Directions for this task ::
Output the data that follows exactly, line for line.

--- START ---

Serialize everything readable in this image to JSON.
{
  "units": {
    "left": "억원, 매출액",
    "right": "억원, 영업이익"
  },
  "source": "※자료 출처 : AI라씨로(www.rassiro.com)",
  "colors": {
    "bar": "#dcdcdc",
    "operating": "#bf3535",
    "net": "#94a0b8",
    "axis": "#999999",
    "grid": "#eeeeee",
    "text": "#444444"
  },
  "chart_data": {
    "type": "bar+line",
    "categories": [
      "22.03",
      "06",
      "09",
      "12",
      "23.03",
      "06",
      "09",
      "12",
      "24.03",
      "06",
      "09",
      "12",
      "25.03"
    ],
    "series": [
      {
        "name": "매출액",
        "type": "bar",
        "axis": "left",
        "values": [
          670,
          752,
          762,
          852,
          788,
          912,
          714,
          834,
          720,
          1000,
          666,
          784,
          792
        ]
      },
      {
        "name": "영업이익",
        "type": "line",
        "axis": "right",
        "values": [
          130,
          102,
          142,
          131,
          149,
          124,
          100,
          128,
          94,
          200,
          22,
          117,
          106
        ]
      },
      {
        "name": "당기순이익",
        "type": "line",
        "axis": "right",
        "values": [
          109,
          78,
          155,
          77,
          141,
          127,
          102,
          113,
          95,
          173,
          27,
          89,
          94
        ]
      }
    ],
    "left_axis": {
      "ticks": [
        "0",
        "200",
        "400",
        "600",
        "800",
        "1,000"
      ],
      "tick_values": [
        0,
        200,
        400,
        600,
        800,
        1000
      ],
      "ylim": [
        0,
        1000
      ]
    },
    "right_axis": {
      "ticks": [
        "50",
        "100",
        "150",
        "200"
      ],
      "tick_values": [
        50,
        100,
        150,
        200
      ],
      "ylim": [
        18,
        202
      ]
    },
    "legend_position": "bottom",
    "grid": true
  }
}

--- END ---

Task answer ::
Serialize everything readable in this image to JSON.
{
  "units": {
    "left": "억원, 매출액",
    "right": "억원, 영업이익"
  },
  "source": "※자료 출처 : AI라씨로(www.rassiro.com)",
  "colors": {
    "bar": "#dcdcdc",
    "operating": "#bf3535",
    "net": "#94a0b8",
    "axis": "#999999",
    "grid": "#eeeeee",
    "text": "#444444"
  },
  "chart_data": {
    "type": "bar+line",
    "categories": [
      "22.03",
      "06",
      "09",
      "12",
      "23.03",
      "06",
      "09",
      "12",
      "24.03",
      "06",
      "09",
      "12",
      "25.03"
    ],
    "series": [
      {
        "name": "매출액",
        "type": "bar",
        "axis": "left",
        "values": [
          670,
          752,
          762,
          852,
          788,
          912,
          714,
          834,
          720,
          1000,
          666,
          784,
          792
        ]
      },
      {
        "name": "영업이익",
        "type": "line",
        "axis": "right",
        "values": [
          130,
          102,
          142,
          131,
          149,
          124,
          100,
          128,
          94,
          200,
          22,
          117,
          106
        ]
      },
      {
        "name": "당기순이익",
        "type": "line",
        "axis": "right",
        "values": [
          109,
          78,
          155,
          77,
          141,
          127,
          102,
          113,
          95,
          173,
          27,
          89,
          94
        ]
      }
    ],
    "left_axis": {
      "ticks": [
        "0",
        "200",
        "400",
        "600",
        "800",
        "1,000"
      ],
      "tick_values": [
        0,
        200,
        400,
        600,
        800,
        1000
      ],
      "ylim": [
        0,
        1000
      ]
    },
    "right_axis": {
      "ticks": [
        "50",
        "100",
        "150",
        "200"
      ],
      "tick_values": [
        50,
        100,
        150,
        200
      ],
      "ylim": [
        18,
        202
      ]
    },
    "legend_position": "bottom",
    "grid": true
  }
}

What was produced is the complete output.